EXERCISE PROMPT:
Could you write out the records below exactly as they appear, leaving out any pictures?

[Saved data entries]
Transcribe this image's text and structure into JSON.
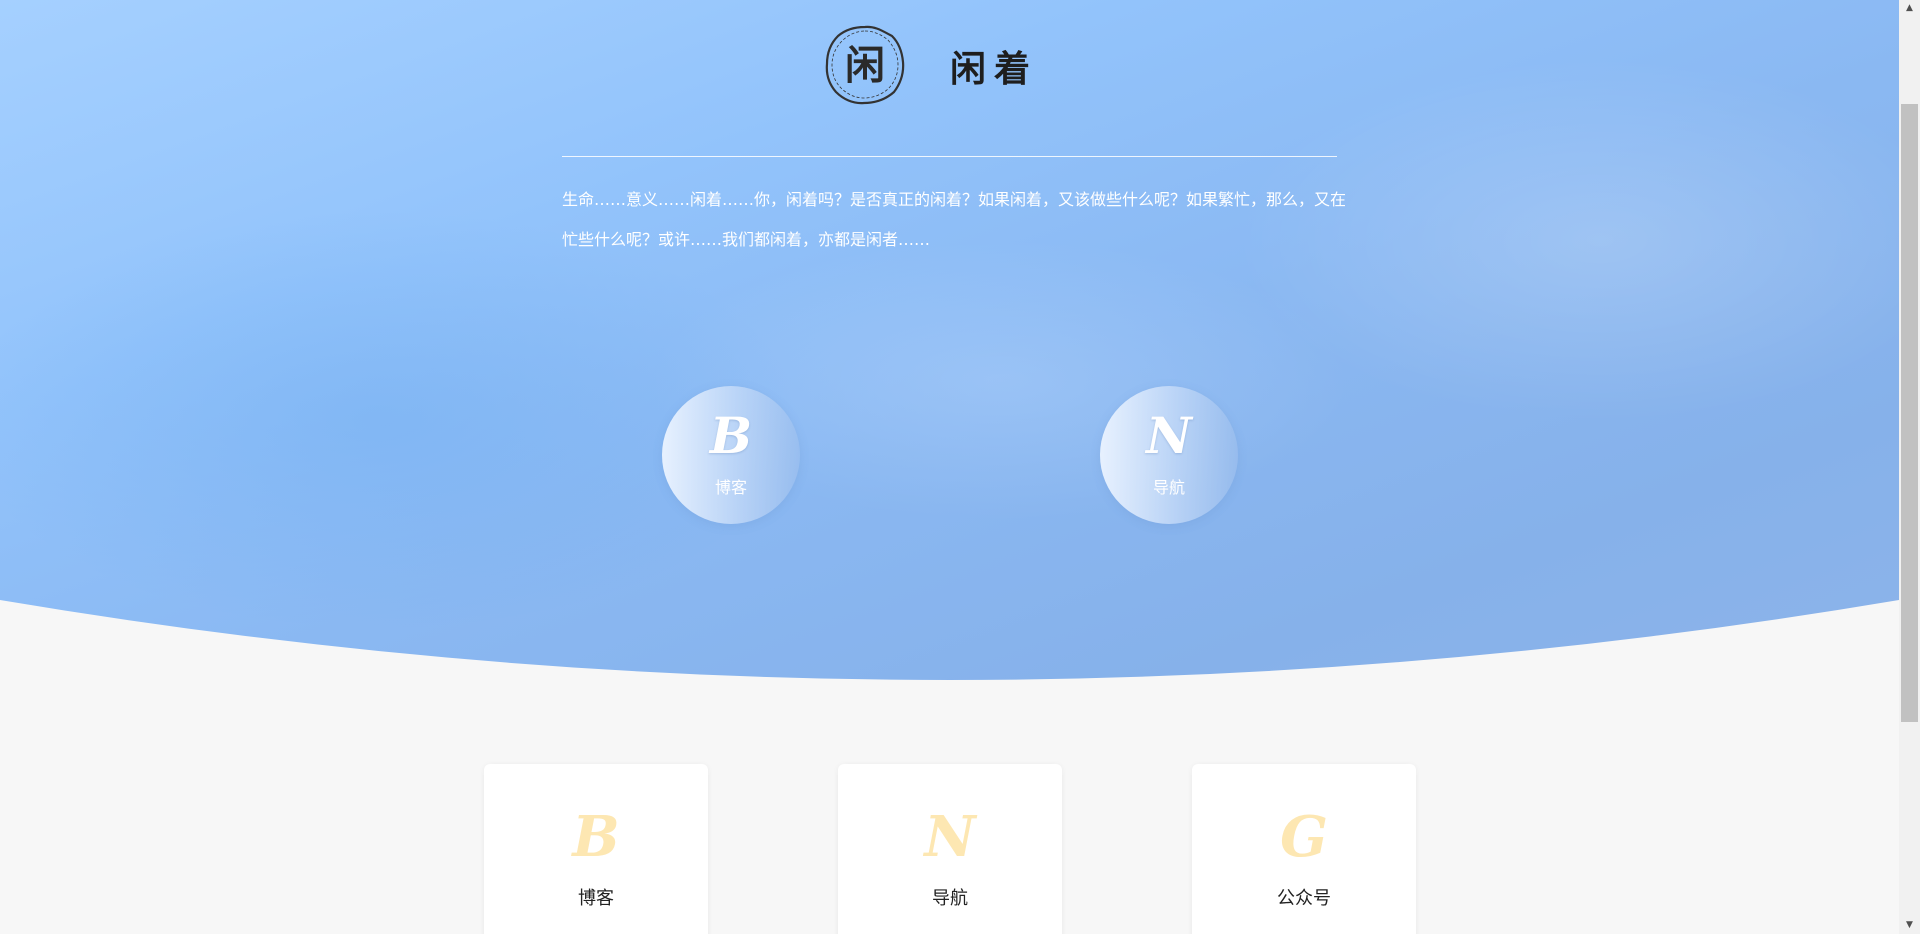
{
  "header": {
    "logo_icon": "seal-logo-icon",
    "logo_glyph": "闲",
    "title": "闲着"
  },
  "intro": {
    "text": "生命……意义……闲着……你，闲着吗？是否真正的闲着？如果闲着，又该做些什么呢？如果繁忙，那么，又在忙些什么呢？或许……我们都闲着，亦都是闲者……"
  },
  "hero_links": [
    {
      "glyph": "B",
      "label": "博客"
    },
    {
      "glyph": "N",
      "label": "导航"
    }
  ],
  "cards": [
    {
      "glyph": "B",
      "label": "博客"
    },
    {
      "glyph": "N",
      "label": "导航"
    },
    {
      "glyph": "G",
      "label": "公众号"
    }
  ],
  "scrollbar": {
    "up_icon": "▲",
    "down_icon": "▼"
  },
  "colors": {
    "hero_blue": "#92c3fb",
    "card_glyph": "#fde7b2",
    "page_bg": "#f7f7f7"
  }
}
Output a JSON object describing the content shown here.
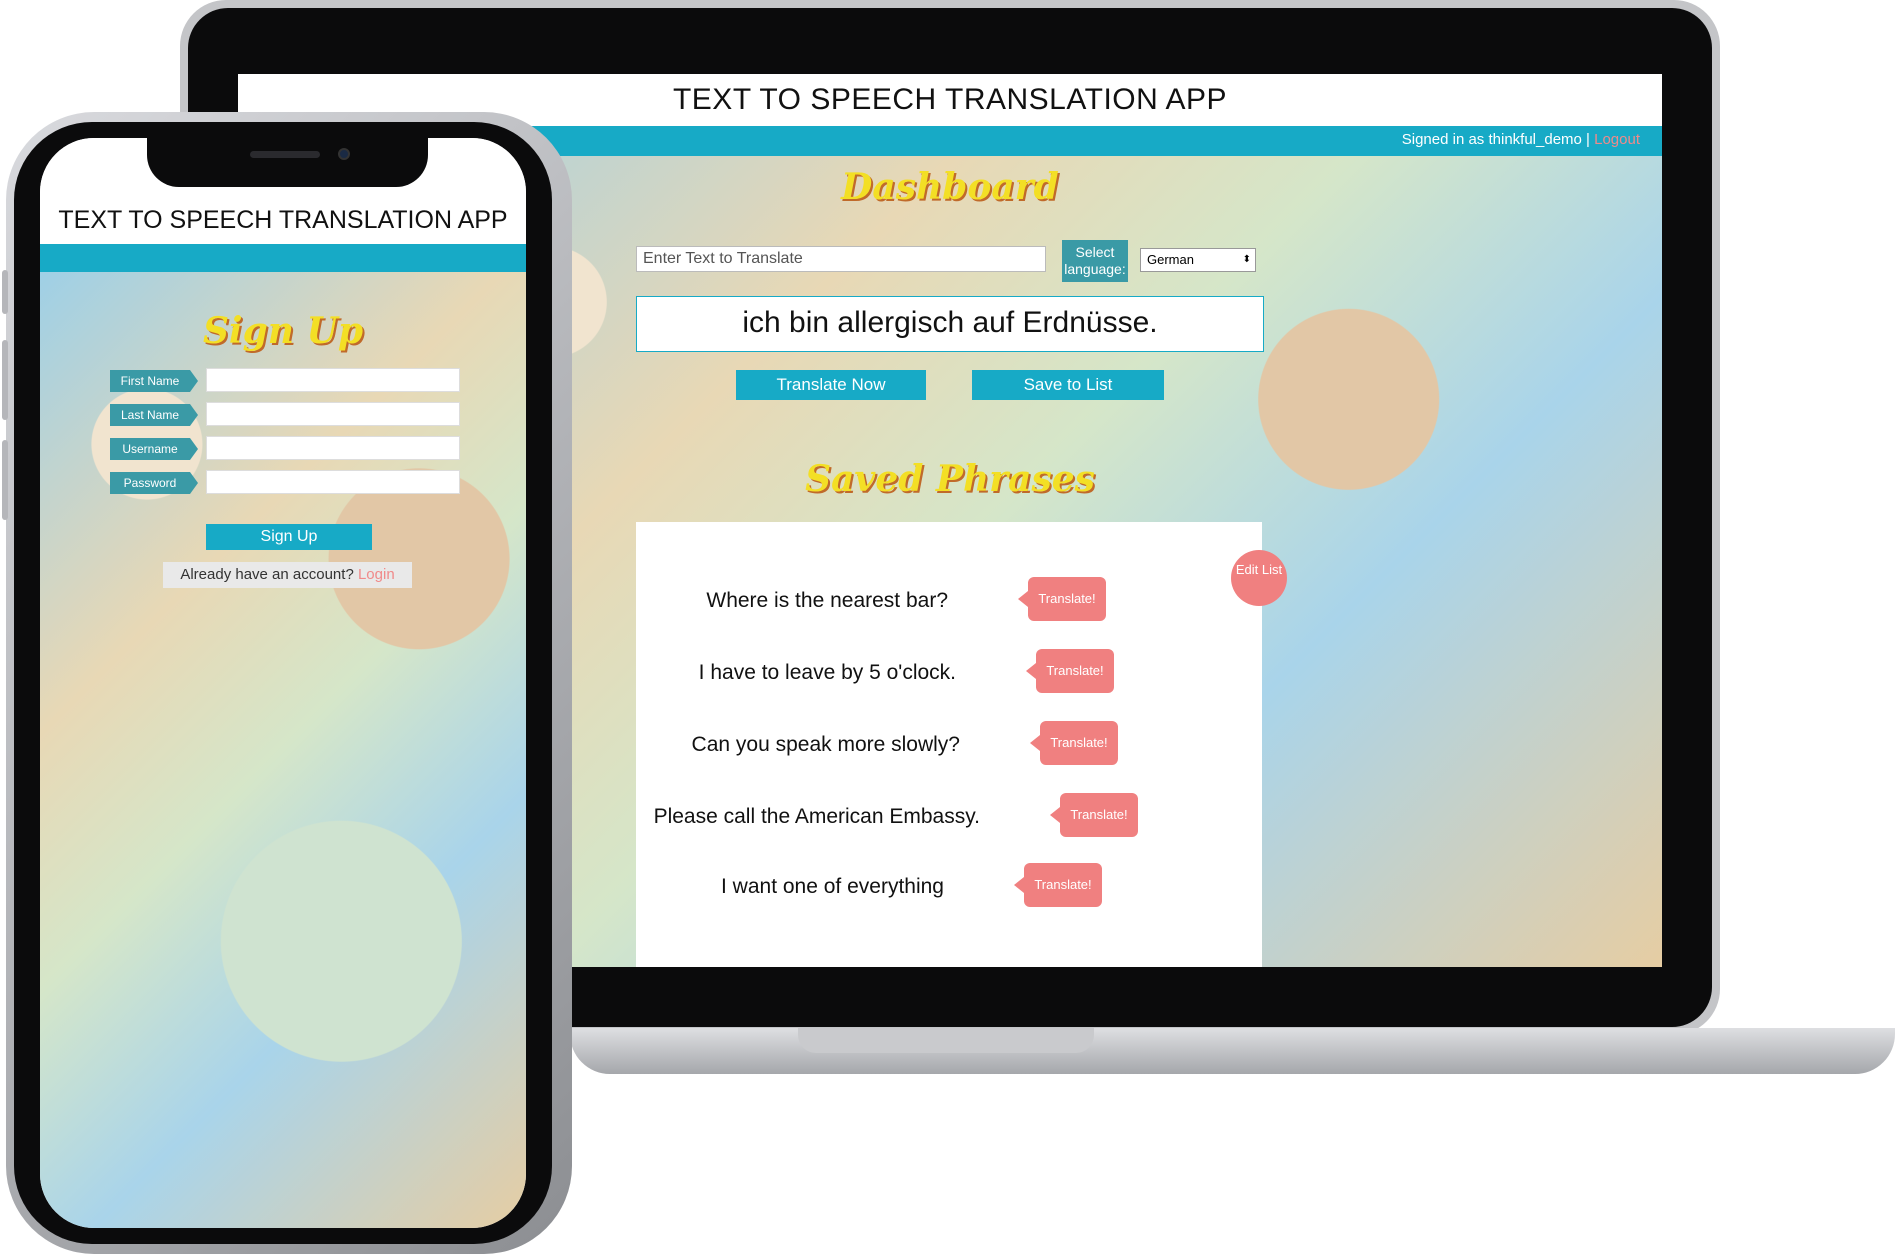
{
  "app": {
    "title": "TEXT TO SPEECH TRANSLATION APP"
  },
  "colors": {
    "teal": "#17aac6",
    "label_teal": "#3a9aa6",
    "accent_yellow": "#f3df25",
    "pill_pink": "#f08080"
  },
  "laptop": {
    "header": {
      "signed_in_text": "Signed in as thinkful_demo |",
      "logout_label": "Logout"
    },
    "dashboard": {
      "title": "Dashboard",
      "text_input_placeholder": "Enter Text to Translate",
      "language_label": "Select language:",
      "language_selected": "German",
      "translation_output": "ich bin allergisch auf Erdnüsse.",
      "translate_button": "Translate Now",
      "save_button": "Save to List"
    },
    "saved_phrases": {
      "title": "Saved Phrases",
      "edit_list_label": "Edit List",
      "items": [
        {
          "text": "Where is the nearest bar?",
          "button": "Translate!"
        },
        {
          "text": "I have to leave by 5 o'clock.",
          "button": "Translate!"
        },
        {
          "text": "Can you speak more slowly?",
          "button": "Translate!"
        },
        {
          "text": "Please call the American Embassy.",
          "button": "Translate!"
        },
        {
          "text": "I want one of everything",
          "button": "Translate!"
        }
      ]
    }
  },
  "phone": {
    "signup": {
      "title": "Sign Up",
      "fields": [
        {
          "label": "First Name"
        },
        {
          "label": "Last Name"
        },
        {
          "label": "Username"
        },
        {
          "label": "Password"
        }
      ],
      "submit_button": "Sign Up",
      "login_prompt": "Already have an account?",
      "login_link": "Login"
    }
  }
}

OUTPUT OF THE EXERCISE:
Transcribe this image's text and structure into JSON.
{
  "header": {
    "logo_icon": "seal-logo-icon",
    "logo_glyph": "闲",
    "title": "闲着"
  },
  "intro": {
    "text": "生命……意义……闲着……你，闲着吗？是否真正的闲着？如果闲着，又该做些什么呢？如果繁忙，那么，又在忙些什么呢？或许……我们都闲着，亦都是闲者……"
  },
  "hero_links": [
    {
      "glyph": "B",
      "label": "博客"
    },
    {
      "glyph": "N",
      "label": "导航"
    }
  ],
  "cards": [
    {
      "glyph": "B",
      "label": "博客"
    },
    {
      "glyph": "N",
      "label": "导航"
    },
    {
      "glyph": "G",
      "label": "公众号"
    }
  ],
  "scrollbar": {
    "up_icon": "▲",
    "down_icon": "▼"
  },
  "colors": {
    "hero_blue": "#92c3fb",
    "card_glyph": "#fde7b2",
    "page_bg": "#f7f7f7"
  }
}
Output a JSON object describing the content shown here.
{
  "app": {
    "title": "TEXT TO SPEECH TRANSLATION APP"
  },
  "colors": {
    "teal": "#17aac6",
    "label_teal": "#3a9aa6",
    "accent_yellow": "#f3df25",
    "pill_pink": "#f08080"
  },
  "laptop": {
    "header": {
      "signed_in_text": "Signed in as thinkful_demo |",
      "logout_label": "Logout"
    },
    "dashboard": {
      "title": "Dashboard",
      "text_input_placeholder": "Enter Text to Translate",
      "language_label": "Select language:",
      "language_selected": "German",
      "translation_output": "ich bin allergisch auf Erdnüsse.",
      "translate_button": "Translate Now",
      "save_button": "Save to List"
    },
    "saved_phrases": {
      "title": "Saved Phrases",
      "edit_list_label": "Edit List",
      "items": [
        {
          "text": "Where is the nearest bar?",
          "button": "Translate!"
        },
        {
          "text": "I have to leave by 5 o'clock.",
          "button": "Translate!"
        },
        {
          "text": "Can you speak more slowly?",
          "button": "Translate!"
        },
        {
          "text": "Please call the American Embassy.",
          "button": "Translate!"
        },
        {
          "text": "I want one of everything",
          "button": "Translate!"
        }
      ]
    }
  },
  "phone": {
    "signup": {
      "title": "Sign Up",
      "fields": [
        {
          "label": "First Name"
        },
        {
          "label": "Last Name"
        },
        {
          "label": "Username"
        },
        {
          "label": "Password"
        }
      ],
      "submit_button": "Sign Up",
      "login_prompt": "Already have an account?",
      "login_link": "Login"
    }
  }
}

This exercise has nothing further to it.